[BEGIN GIVEN RECORDS]

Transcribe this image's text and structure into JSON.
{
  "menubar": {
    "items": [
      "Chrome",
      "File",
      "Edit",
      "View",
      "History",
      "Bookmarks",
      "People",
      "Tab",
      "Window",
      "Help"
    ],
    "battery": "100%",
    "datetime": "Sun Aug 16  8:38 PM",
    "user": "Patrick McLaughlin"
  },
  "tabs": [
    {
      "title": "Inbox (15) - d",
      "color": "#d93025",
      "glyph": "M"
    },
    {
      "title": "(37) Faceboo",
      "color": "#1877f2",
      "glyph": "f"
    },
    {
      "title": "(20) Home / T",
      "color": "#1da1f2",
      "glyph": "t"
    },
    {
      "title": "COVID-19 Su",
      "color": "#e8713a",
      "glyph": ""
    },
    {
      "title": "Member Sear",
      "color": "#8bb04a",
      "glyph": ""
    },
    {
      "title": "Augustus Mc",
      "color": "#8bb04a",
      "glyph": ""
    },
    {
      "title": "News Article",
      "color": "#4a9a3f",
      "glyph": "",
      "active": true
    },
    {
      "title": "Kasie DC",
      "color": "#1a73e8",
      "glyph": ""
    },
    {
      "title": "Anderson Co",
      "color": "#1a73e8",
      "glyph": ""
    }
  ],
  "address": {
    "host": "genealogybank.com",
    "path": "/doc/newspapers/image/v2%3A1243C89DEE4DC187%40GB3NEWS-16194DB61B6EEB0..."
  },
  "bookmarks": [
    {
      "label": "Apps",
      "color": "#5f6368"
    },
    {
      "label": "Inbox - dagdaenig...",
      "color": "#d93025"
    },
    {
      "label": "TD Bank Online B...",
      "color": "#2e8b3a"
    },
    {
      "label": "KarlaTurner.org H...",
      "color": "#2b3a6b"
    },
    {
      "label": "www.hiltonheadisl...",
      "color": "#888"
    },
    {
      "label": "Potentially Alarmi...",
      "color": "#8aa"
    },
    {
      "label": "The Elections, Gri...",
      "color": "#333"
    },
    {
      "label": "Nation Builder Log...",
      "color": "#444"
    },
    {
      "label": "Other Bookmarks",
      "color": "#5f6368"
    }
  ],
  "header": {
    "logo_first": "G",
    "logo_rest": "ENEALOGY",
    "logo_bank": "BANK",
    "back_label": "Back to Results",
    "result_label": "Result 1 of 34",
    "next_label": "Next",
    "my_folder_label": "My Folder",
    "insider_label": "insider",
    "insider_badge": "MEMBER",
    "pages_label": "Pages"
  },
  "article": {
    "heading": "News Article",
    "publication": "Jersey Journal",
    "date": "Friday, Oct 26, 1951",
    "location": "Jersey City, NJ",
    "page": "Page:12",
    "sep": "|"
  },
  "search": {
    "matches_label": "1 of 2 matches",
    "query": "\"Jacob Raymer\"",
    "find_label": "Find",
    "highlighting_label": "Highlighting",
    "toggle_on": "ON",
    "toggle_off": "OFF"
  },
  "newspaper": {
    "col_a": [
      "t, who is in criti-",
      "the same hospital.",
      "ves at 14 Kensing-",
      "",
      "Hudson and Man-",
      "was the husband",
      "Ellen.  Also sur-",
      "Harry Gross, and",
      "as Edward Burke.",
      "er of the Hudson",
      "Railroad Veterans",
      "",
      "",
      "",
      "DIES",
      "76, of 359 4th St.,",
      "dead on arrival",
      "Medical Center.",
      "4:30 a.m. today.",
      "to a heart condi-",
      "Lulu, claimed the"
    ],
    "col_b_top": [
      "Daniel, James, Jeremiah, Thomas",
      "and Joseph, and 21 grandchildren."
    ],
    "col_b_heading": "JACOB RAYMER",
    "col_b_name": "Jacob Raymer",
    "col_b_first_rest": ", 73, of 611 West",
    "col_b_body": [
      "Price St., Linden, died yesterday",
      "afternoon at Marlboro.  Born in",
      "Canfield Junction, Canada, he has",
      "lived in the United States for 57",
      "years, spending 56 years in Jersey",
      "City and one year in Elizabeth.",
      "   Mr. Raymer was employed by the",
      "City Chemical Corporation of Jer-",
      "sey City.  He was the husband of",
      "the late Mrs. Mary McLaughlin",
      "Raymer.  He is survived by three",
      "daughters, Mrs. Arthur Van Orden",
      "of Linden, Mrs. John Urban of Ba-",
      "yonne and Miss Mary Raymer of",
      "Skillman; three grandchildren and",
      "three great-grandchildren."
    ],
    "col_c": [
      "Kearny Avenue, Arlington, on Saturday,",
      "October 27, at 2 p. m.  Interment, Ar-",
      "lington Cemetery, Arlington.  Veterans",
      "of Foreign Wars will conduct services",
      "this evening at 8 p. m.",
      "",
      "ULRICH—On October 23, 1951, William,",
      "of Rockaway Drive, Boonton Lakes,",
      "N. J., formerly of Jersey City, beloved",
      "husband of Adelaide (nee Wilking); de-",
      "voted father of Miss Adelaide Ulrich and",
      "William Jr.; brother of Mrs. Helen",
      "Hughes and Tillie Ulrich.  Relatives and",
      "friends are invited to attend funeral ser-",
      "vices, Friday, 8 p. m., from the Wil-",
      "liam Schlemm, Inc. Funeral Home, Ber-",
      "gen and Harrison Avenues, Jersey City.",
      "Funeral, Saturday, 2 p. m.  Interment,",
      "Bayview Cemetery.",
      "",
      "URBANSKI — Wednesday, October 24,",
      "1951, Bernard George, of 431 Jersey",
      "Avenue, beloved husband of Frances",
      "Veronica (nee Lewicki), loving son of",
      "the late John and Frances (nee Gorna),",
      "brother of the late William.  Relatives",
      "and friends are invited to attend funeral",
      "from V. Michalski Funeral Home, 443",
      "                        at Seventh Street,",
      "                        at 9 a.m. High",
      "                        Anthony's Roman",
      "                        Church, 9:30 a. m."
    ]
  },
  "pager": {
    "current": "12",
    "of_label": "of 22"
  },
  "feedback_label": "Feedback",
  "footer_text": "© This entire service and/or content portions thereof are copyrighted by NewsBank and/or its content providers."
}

[END GIVEN RECORDS]

Take the entries and copy them out exactly.

SOLUTION>
Transcribe this image's text and structure into JSON.
{
  "menubar": {
    "items": [
      "Chrome",
      "File",
      "Edit",
      "View",
      "History",
      "Bookmarks",
      "People",
      "Tab",
      "Window",
      "Help"
    ],
    "battery": "100%",
    "datetime": "Sun Aug 16  8:38 PM",
    "user": "Patrick McLaughlin"
  },
  "tabs": [
    {
      "title": "Inbox (15) - d",
      "color": "#d93025",
      "glyph": "M"
    },
    {
      "title": "(37) Faceboo",
      "color": "#1877f2",
      "glyph": "f"
    },
    {
      "title": "(20) Home / T",
      "color": "#1da1f2",
      "glyph": "t"
    },
    {
      "title": "COVID-19 Su",
      "color": "#e8713a",
      "glyph": ""
    },
    {
      "title": "Member Sear",
      "color": "#8bb04a",
      "glyph": ""
    },
    {
      "title": "Augustus Mc",
      "color": "#8bb04a",
      "glyph": ""
    },
    {
      "title": "News Article",
      "color": "#4a9a3f",
      "glyph": "",
      "active": true
    },
    {
      "title": "Kasie DC",
      "color": "#1a73e8",
      "glyph": ""
    },
    {
      "title": "Anderson Co",
      "color": "#1a73e8",
      "glyph": ""
    }
  ],
  "address": {
    "host": "genealogybank.com",
    "path": "/doc/newspapers/image/v2%3A1243C89DEE4DC187%40GB3NEWS-16194DB61B6EEB0..."
  },
  "bookmarks": [
    {
      "label": "Apps",
      "color": "#5f6368"
    },
    {
      "label": "Inbox - dagdaenig...",
      "color": "#d93025"
    },
    {
      "label": "TD Bank Online B...",
      "color": "#2e8b3a"
    },
    {
      "label": "KarlaTurner.org H...",
      "color": "#2b3a6b"
    },
    {
      "label": "www.hiltonheadisl...",
      "color": "#888"
    },
    {
      "label": "Potentially Alarmi...",
      "color": "#8aa"
    },
    {
      "label": "The Elections, Gri...",
      "color": "#333"
    },
    {
      "label": "Nation Builder Log...",
      "color": "#444"
    },
    {
      "label": "Other Bookmarks",
      "color": "#5f6368"
    }
  ],
  "header": {
    "logo_first": "G",
    "logo_rest": "ENEALOGY",
    "logo_bank": "BANK",
    "back_label": "Back to Results",
    "result_label": "Result 1 of 34",
    "next_label": "Next",
    "my_folder_label": "My Folder",
    "insider_label": "insider",
    "insider_badge": "MEMBER",
    "pages_label": "Pages"
  },
  "article": {
    "heading": "News Article",
    "publication": "Jersey Journal",
    "date": "Friday, Oct 26, 1951",
    "location": "Jersey City, NJ",
    "page": "Page:12",
    "sep": "|"
  },
  "search": {
    "matches_label": "1 of 2 matches",
    "query": "\"Jacob Raymer\"",
    "find_label": "Find",
    "highlighting_label": "Highlighting",
    "toggle_on": "ON",
    "toggle_off": "OFF"
  },
  "newspaper": {
    "col_a": [
      "t, who is in criti-",
      "the same hospital.",
      "ves at 14 Kensing-",
      "",
      "Hudson and Man-",
      "was the husband",
      "Ellen.  Also sur-",
      "Harry Gross, and",
      "as Edward Burke.",
      "er of the Hudson",
      "Railroad Veterans",
      "",
      "",
      "",
      "DIES",
      "76, of 359 4th St.,",
      "dead on arrival",
      "Medical Center.",
      "4:30 a.m. today.",
      "to a heart condi-",
      "Lulu, claimed the"
    ],
    "col_b_top": [
      "Daniel, James, Jeremiah, Thomas",
      "and Joseph, and 21 grandchildren."
    ],
    "col_b_heading": "JACOB RAYMER",
    "col_b_name": "Jacob Raymer",
    "col_b_first_rest": ", 73, of 611 West",
    "col_b_body": [
      "Price St., Linden, died yesterday",
      "afternoon at Marlboro.  Born in",
      "Canfield Junction, Canada, he has",
      "lived in the United States for 57",
      "years, spending 56 years in Jersey",
      "City and one year in Elizabeth.",
      "   Mr. Raymer was employed by the",
      "City Chemical Corporation of Jer-",
      "sey City.  He was the husband of",
      "the late Mrs. Mary McLaughlin",
      "Raymer.  He is survived by three",
      "daughters, Mrs. Arthur Van Orden",
      "of Linden, Mrs. John Urban of Ba-",
      "yonne and Miss Mary Raymer of",
      "Skillman; three grandchildren and",
      "three great-grandchildren."
    ],
    "col_c": [
      "Kearny Avenue, Arlington, on Saturday,",
      "October 27, at 2 p. m.  Interment, Ar-",
      "lington Cemetery, Arlington.  Veterans",
      "of Foreign Wars will conduct services",
      "this evening at 8 p. m.",
      "",
      "ULRICH—On October 23, 1951, William,",
      "of Rockaway Drive, Boonton Lakes,",
      "N. J., formerly of Jersey City, beloved",
      "husband of Adelaide (nee Wilking); de-",
      "voted father of Miss Adelaide Ulrich and",
      "William Jr.; brother of Mrs. Helen",
      "Hughes and Tillie Ulrich.  Relatives and",
      "friends are invited to attend funeral ser-",
      "vices, Friday, 8 p. m., from the Wil-",
      "liam Schlemm, Inc. Funeral Home, Ber-",
      "gen and Harrison Avenues, Jersey City.",
      "Funeral, Saturday, 2 p. m.  Interment,",
      "Bayview Cemetery.",
      "",
      "URBANSKI — Wednesday, October 24,",
      "1951, Bernard George, of 431 Jersey",
      "Avenue, beloved husband of Frances",
      "Veronica (nee Lewicki), loving son of",
      "the late John and Frances (nee Gorna),",
      "brother of the late William.  Relatives",
      "and friends are invited to attend funeral",
      "from V. Michalski Funeral Home, 443",
      "                        at Seventh Street,",
      "                        at 9 a.m. High",
      "                        Anthony's Roman",
      "                        Church, 9:30 a. m."
    ]
  },
  "pager": {
    "current": "12",
    "of_label": "of 22"
  },
  "feedback_label": "Feedback",
  "footer_text": "© This entire service and/or content portions thereof are copyrighted by NewsBank and/or its content providers."
}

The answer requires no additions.